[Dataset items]
::::::::::

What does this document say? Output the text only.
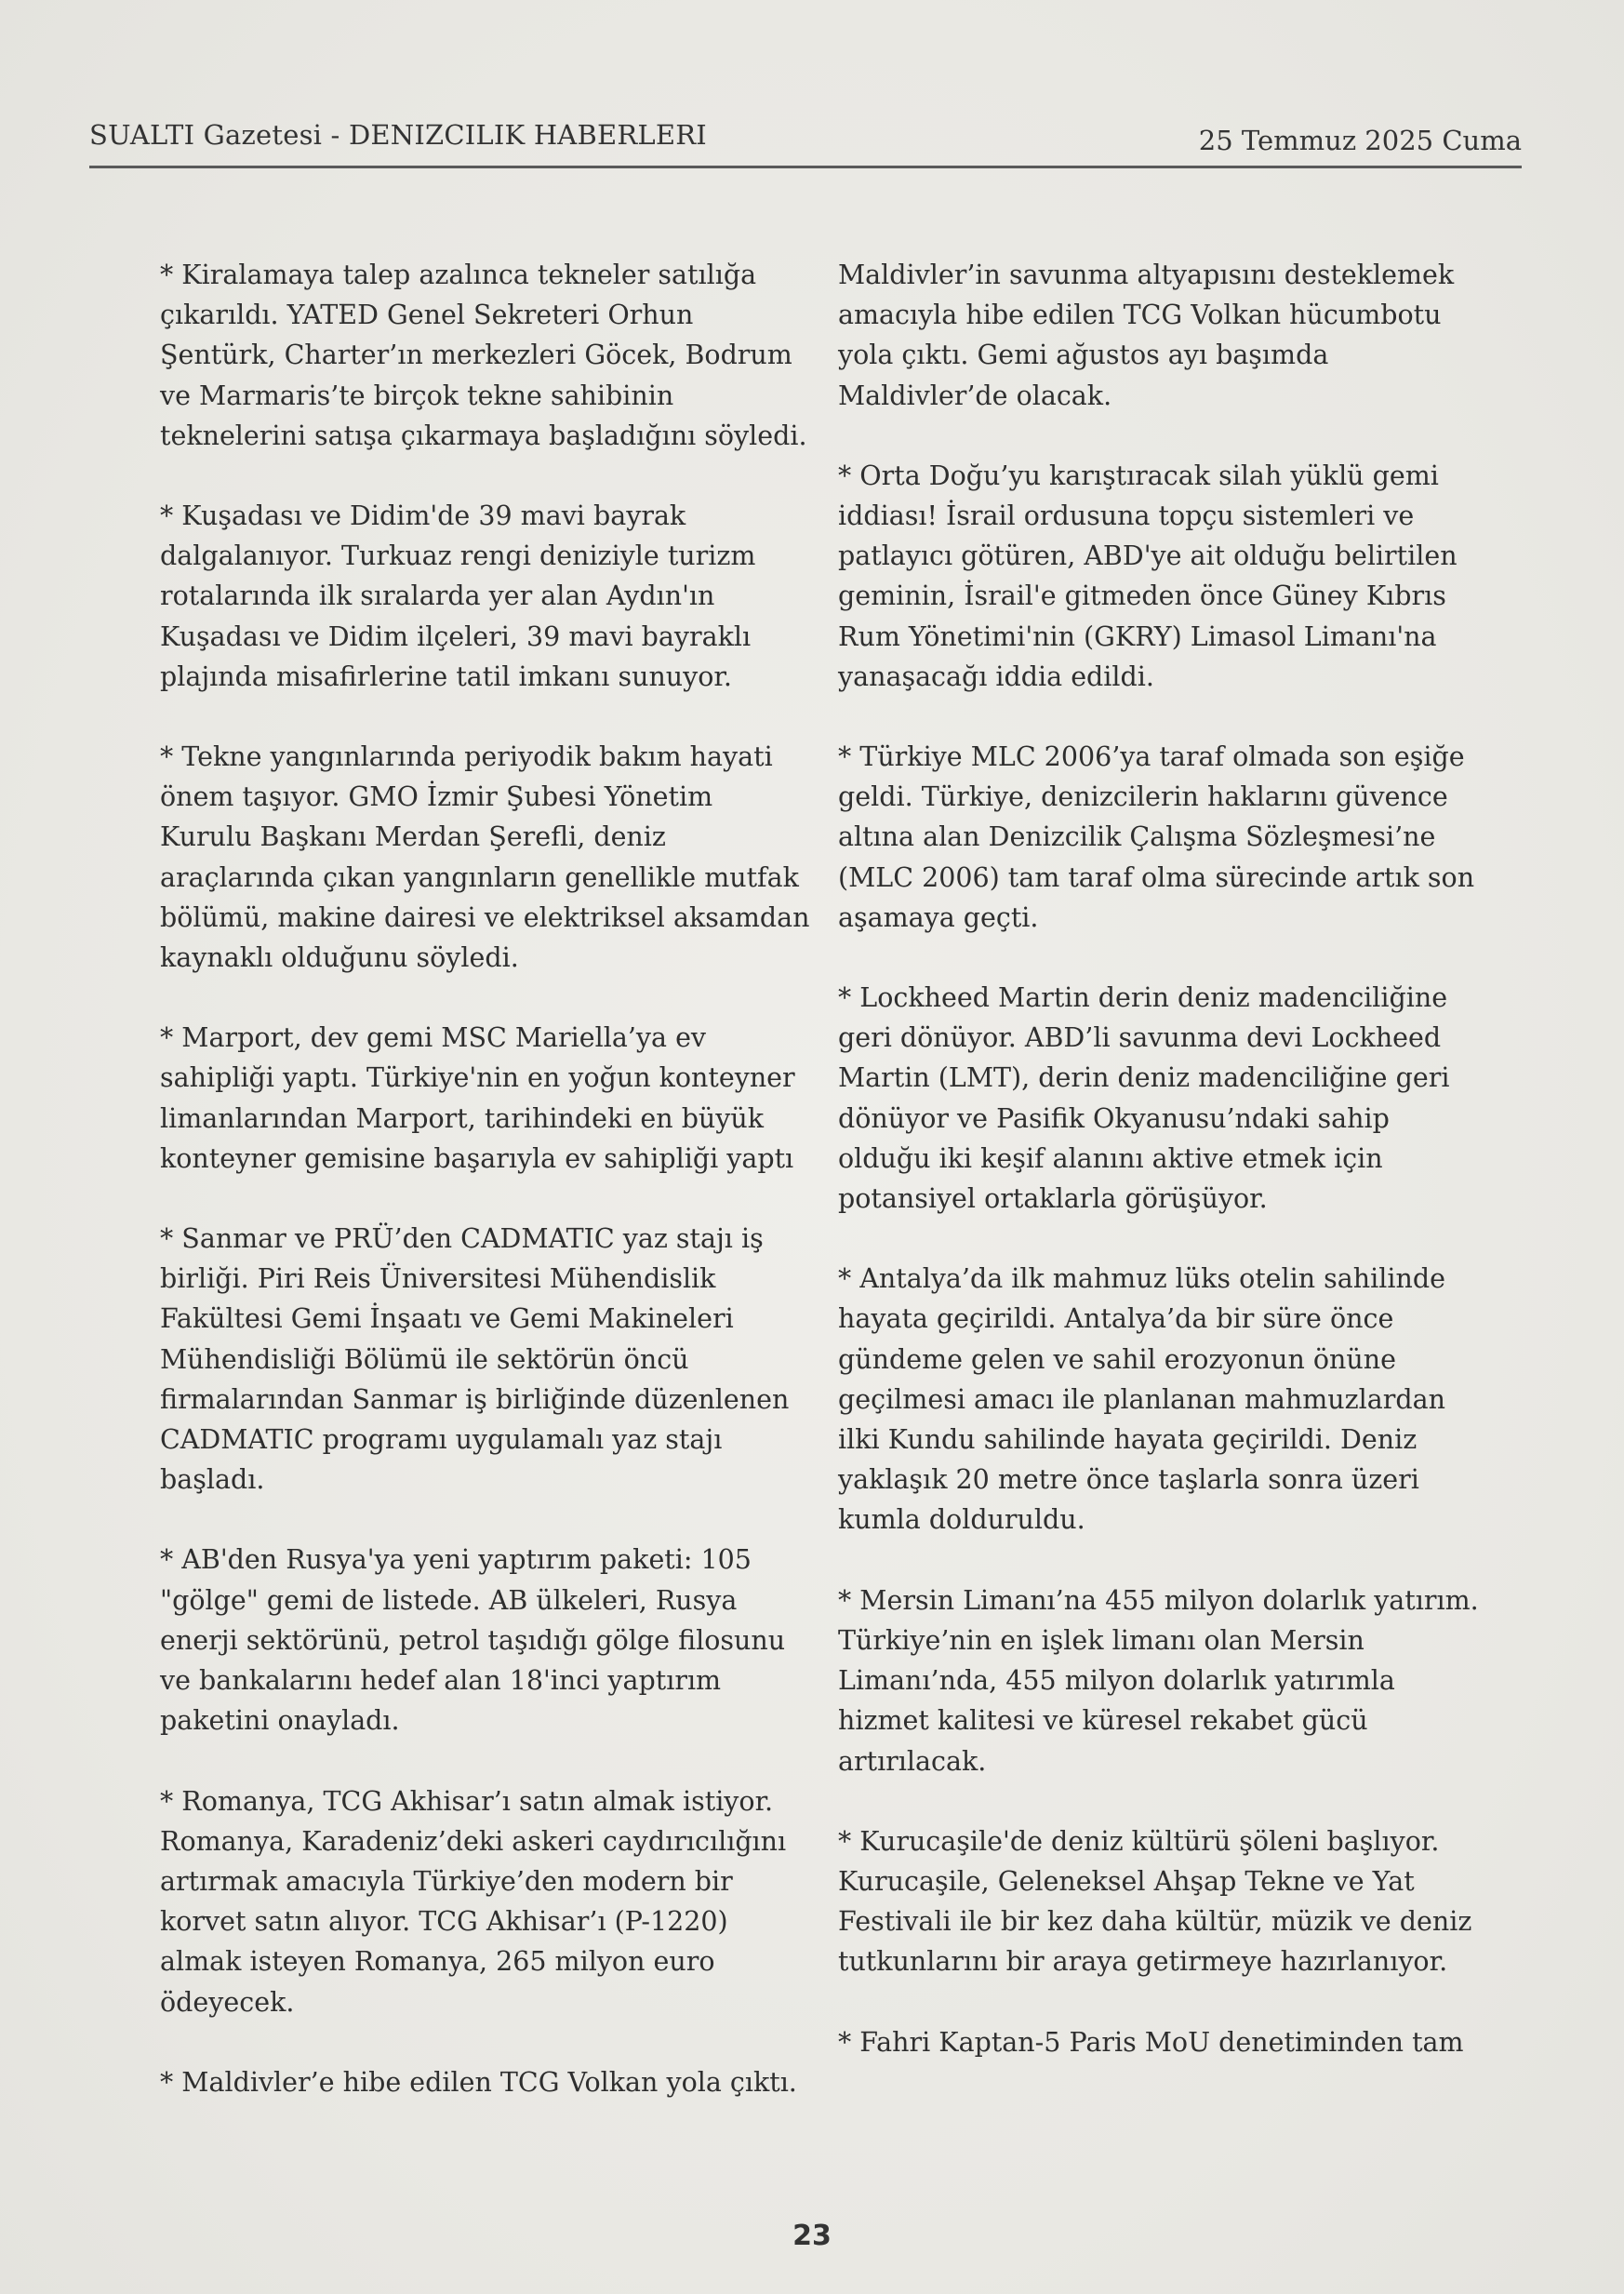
SUALTI Gazetesi - DENIZCILIK HABERLERI	25 Temmuz 2025 Cuma

* Kiralamaya talep azalınca tekneler satılığa çıkarıldı. YATED Genel Sekreteri Orhun Şentürk, Charter’ın merkezleri Göcek, Bodrum ve Marmaris’te birçok tekne sahibinin teknelerini satışa çıkarmaya başladığını söyledi.

* Kuşadası ve Didim'de 39 mavi bayrak dalgalanıyor. Turkuaz rengi deniziyle turizm rotalarında ilk sıralarda yer alan Aydın'ın Kuşadası ve Didim ilçeleri, 39 mavi bayraklı plajında misafirlerine tatil imkanı sunuyor.

* Tekne yangınlarında periyodik bakım hayati önem taşıyor. GMO İzmir Şubesi Yönetim Kurulu Başkanı Merdan Şerefli, deniz araçlarında çıkan yangınların genellikle mutfak bölümü, makine dairesi ve elektriksel aksamdan kaynaklı olduğunu söyledi.

* Marport, dev gemi MSC Mariella’ya ev sahipliği yaptı. Türkiye'nin en yoğun konteyner limanlarından Marport, tarihindeki en büyük konteyner gemisine başarıyla ev sahipliği yaptı

* Sanmar ve PRÜ’den CADMATIC yaz stajı iş birliği. Piri Reis Üniversitesi Mühendislik Fakültesi Gemi İnşaatı ve Gemi Makineleri Mühendisliği Bölümü ile sektörün öncü firmalarından Sanmar iş birliğinde düzenlenen CADMATIC programı uygulamalı yaz stajı başladı.

* AB'den Rusya'ya yeni yaptırım paketi: 105 "gölge" gemi de listede. AB ülkeleri, Rusya enerji sektörünü, petrol taşıdığı gölge filosunu ve bankalarını hedef alan 18'inci yaptırım paketini onayladı.

* Romanya, TCG Akhisar’ı satın almak istiyor. Romanya, Karadeniz’deki askeri caydırıcılığını artırmak amacıyla Türkiye’den modern bir korvet satın alıyor. TCG Akhisar’ı (P-1220) almak isteyen Romanya, 265 milyon euro ödeyecek.

* Maldivler’e hibe edilen TCG Volkan yola çıktı.

Maldivler’in savunma altyapısını desteklemek amacıyla hibe edilen TCG Volkan hücumbotu yola çıktı. Gemi ağustos ayı başımda Maldivler’de olacak.

* Orta Doğu’yu karıştıracak silah yüklü gemi iddiası! İsrail ordusuna topçu sistemleri ve patlayıcı götüren, ABD'ye ait olduğu belirtilen geminin, İsrail'e gitmeden önce Güney Kıbrıs Rum Yönetimi'nin (GKRY) Limasol Limanı'na yanaşacağı iddia edildi.

* Türkiye MLC 2006’ya taraf olmada son eşiğe geldi. Türkiye, denizcilerin haklarını güvence altına alan Denizcilik Çalışma Sözleşmesi’ne (MLC 2006) tam taraf olma sürecinde artık son aşamaya geçti.

* Lockheed Martin derin deniz madenciliğine geri dönüyor. ABD’li savunma devi Lockheed Martin (LMT), derin deniz madenciliğine geri dönüyor ve Pasifik Okyanusu’ndaki sahip olduğu iki keşif alanını aktive etmek için potansiyel ortaklarla görüşüyor.

* Antalya’da ilk mahmuz lüks otelin sahilinde hayata geçirildi. Antalya’da bir süre önce gündeme gelen ve sahil erozyonun önüne geçilmesi amacı ile planlanan mahmuzlardan ilki Kundu sahilinde hayata geçirildi. Deniz yaklaşık 20 metre önce taşlarla sonra üzeri kumla dolduruldu.

* Mersin Limanı’na 455 milyon dolarlık yatırım. Türkiye’nin en işlek limanı olan Mersin Limanı’nda, 455 milyon dolarlık yatırımla hizmet kalitesi ve küresel rekabet gücü artırılacak.

* Kurucaşile'de deniz kültürü şöleni başlıyor. Kurucaşile, Geleneksel Ahşap Tekne ve Yat Festivali ile bir kez daha kültür, müzik ve deniz tutkunlarını bir araya getirmeye hazırlanıyor.

* Fahri Kaptan-5 Paris MoU denetiminden tam

23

::::::::::

EXERCISE OBJECTIVE
Go through the listing above and report how many of its lines contain the word "edilen", with only the number as output.

WRITTEN ANSWER
2